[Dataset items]
'''
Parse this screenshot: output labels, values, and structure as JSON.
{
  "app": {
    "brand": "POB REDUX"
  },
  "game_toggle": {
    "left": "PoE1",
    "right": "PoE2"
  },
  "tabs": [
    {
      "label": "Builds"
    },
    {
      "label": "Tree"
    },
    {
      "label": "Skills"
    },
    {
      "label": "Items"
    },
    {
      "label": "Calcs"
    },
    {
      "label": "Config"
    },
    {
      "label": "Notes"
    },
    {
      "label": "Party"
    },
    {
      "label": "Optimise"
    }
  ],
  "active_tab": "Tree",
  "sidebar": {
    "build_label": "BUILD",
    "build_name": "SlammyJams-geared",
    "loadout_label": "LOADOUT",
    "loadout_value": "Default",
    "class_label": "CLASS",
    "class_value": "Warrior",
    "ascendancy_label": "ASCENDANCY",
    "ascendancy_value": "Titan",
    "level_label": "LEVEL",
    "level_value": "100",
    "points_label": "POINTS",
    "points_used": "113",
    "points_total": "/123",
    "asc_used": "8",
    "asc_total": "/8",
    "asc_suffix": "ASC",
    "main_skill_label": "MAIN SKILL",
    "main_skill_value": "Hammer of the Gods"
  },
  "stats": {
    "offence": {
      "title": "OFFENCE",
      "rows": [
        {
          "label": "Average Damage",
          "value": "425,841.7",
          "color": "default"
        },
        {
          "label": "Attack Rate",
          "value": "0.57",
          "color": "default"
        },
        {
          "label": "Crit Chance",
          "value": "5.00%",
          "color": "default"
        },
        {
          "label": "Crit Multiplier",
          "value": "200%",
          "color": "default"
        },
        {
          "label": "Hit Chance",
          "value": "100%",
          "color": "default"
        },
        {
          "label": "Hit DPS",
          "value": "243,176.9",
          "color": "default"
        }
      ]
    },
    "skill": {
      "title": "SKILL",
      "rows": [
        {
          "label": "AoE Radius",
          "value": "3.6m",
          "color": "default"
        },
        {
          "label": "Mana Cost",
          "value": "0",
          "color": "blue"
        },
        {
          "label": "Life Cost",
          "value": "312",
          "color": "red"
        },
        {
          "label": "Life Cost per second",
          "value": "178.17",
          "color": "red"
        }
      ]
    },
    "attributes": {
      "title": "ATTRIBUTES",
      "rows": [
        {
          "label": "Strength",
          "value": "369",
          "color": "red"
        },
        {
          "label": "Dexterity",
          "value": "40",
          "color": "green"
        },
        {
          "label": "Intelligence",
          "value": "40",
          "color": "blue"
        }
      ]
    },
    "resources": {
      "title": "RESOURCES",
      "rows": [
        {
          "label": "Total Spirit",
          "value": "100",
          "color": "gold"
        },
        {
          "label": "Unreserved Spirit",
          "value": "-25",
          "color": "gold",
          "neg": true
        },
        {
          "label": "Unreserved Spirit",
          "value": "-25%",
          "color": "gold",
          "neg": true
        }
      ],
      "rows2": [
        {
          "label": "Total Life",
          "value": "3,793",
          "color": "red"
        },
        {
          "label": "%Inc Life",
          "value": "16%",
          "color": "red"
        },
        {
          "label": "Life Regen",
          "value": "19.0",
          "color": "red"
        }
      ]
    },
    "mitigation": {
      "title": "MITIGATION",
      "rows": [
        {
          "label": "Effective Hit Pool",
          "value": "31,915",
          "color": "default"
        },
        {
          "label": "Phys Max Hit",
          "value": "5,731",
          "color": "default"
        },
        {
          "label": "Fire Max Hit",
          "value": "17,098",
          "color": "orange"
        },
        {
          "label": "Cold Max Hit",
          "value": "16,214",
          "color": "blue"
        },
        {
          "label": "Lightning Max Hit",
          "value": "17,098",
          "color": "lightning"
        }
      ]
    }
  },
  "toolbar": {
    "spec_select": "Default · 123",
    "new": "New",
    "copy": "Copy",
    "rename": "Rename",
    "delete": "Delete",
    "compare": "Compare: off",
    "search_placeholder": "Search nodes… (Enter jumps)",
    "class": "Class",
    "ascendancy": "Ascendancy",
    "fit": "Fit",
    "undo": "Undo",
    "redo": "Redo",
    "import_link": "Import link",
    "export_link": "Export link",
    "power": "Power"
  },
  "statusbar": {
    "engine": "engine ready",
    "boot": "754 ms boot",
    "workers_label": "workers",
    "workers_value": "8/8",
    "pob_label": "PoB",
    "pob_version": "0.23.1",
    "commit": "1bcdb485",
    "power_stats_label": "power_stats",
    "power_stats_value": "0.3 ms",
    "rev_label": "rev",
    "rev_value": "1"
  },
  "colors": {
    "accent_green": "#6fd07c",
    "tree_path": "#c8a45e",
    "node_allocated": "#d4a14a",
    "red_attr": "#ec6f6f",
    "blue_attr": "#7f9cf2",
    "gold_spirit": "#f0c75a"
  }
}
'''
◆ **Exercise prompt**: Emit the records above again, exactly, with no line skipped.

◆ **Reply to the exercise**:
Parse this screenshot: output labels, values, and structure as JSON.
{
  "app": {
    "brand": "POB REDUX"
  },
  "game_toggle": {
    "left": "PoE1",
    "right": "PoE2"
  },
  "tabs": [
    {
      "label": "Builds"
    },
    {
      "label": "Tree"
    },
    {
      "label": "Skills"
    },
    {
      "label": "Items"
    },
    {
      "label": "Calcs"
    },
    {
      "label": "Config"
    },
    {
      "label": "Notes"
    },
    {
      "label": "Party"
    },
    {
      "label": "Optimise"
    }
  ],
  "active_tab": "Tree",
  "sidebar": {
    "build_label": "BUILD",
    "build_name": "SlammyJams-geared",
    "loadout_label": "LOADOUT",
    "loadout_value": "Default",
    "class_label": "CLASS",
    "class_value": "Warrior",
    "ascendancy_label": "ASCENDANCY",
    "ascendancy_value": "Titan",
    "level_label": "LEVEL",
    "level_value": "100",
    "points_label": "POINTS",
    "points_used": "113",
    "points_total": "/123",
    "asc_used": "8",
    "asc_total": "/8",
    "asc_suffix": "ASC",
    "main_skill_label": "MAIN SKILL",
    "main_skill_value": "Hammer of the Gods"
  },
  "stats": {
    "offence": {
      "title": "OFFENCE",
      "rows": [
        {
          "label": "Average Damage",
          "value": "425,841.7",
          "color": "default"
        },
        {
          "label": "Attack Rate",
          "value": "0.57",
          "color": "default"
        },
        {
          "label": "Crit Chance",
          "value": "5.00%",
          "color": "default"
        },
        {
          "label": "Crit Multiplier",
          "value": "200%",
          "color": "default"
        },
        {
          "label": "Hit Chance",
          "value": "100%",
          "color": "default"
        },
        {
          "label": "Hit DPS",
          "value": "243,176.9",
          "color": "default"
        }
      ]
    },
    "skill": {
      "title": "SKILL",
      "rows": [
        {
          "label": "AoE Radius",
          "value": "3.6m",
          "color": "default"
        },
        {
          "label": "Mana Cost",
          "value": "0",
          "color": "blue"
        },
        {
          "label": "Life Cost",
          "value": "312",
          "color": "red"
        },
        {
          "label": "Life Cost per second",
          "value": "178.17",
          "color": "red"
        }
      ]
    },
    "attributes": {
      "title": "ATTRIBUTES",
      "rows": [
        {
          "label": "Strength",
          "value": "369",
          "color": "red"
        },
        {
          "label": "Dexterity",
          "value": "40",
          "color": "green"
        },
        {
          "label": "Intelligence",
          "value": "40",
          "color": "blue"
        }
      ]
    },
    "resources": {
      "title": "RESOURCES",
      "rows": [
        {
          "label": "Total Spirit",
          "value": "100",
          "color": "gold"
        },
        {
          "label": "Unreserved Spirit",
          "value": "-25",
          "color": "gold",
          "neg": true
        },
        {
          "label": "Unreserved Spirit",
          "value": "-25%",
          "color": "gold",
          "neg": true
        }
      ],
      "rows2": [
        {
          "label": "Total Life",
          "value": "3,793",
          "color": "red"
        },
        {
          "label": "%Inc Life",
          "value": "16%",
          "color": "red"
        },
        {
          "label": "Life Regen",
          "value": "19.0",
          "color": "red"
        }
      ]
    },
    "mitigation": {
      "title": "MITIGATION",
      "rows": [
        {
          "label": "Effective Hit Pool",
          "value": "31,915",
          "color": "default"
        },
        {
          "label": "Phys Max Hit",
          "value": "5,731",
          "color": "default"
        },
        {
          "label": "Fire Max Hit",
          "value": "17,098",
          "color": "orange"
        },
        {
          "label": "Cold Max Hit",
          "value": "16,214",
          "color": "blue"
        },
        {
          "label": "Lightning Max Hit",
          "value": "17,098",
          "color": "lightning"
        }
      ]
    }
  },
  "toolbar": {
    "spec_select": "Default · 123",
    "new": "New",
    "copy": "Copy",
    "rename": "Rename",
    "delete": "Delete",
    "compare": "Compare: off",
    "search_placeholder": "Search nodes… (Enter jumps)",
    "class": "Class",
    "ascendancy": "Ascendancy",
    "fit": "Fit",
    "undo": "Undo",
    "redo": "Redo",
    "import_link": "Import link",
    "export_link": "Export link",
    "power": "Power"
  },
  "statusbar": {
    "engine": "engine ready",
    "boot": "754 ms boot",
    "workers_label": "workers",
    "workers_value": "8/8",
    "pob_label": "PoB",
    "pob_version": "0.23.1",
    "commit": "1bcdb485",
    "power_stats_label": "power_stats",
    "power_stats_value": "0.3 ms",
    "rev_label": "rev",
    "rev_value": "1"
  },
  "colors": {
    "accent_green": "#6fd07c",
    "tree_path": "#c8a45e",
    "node_allocated": "#d4a14a",
    "red_attr": "#ec6f6f",
    "blue_attr": "#7f9cf2",
    "gold_spirit": "#f0c75a"
  }
}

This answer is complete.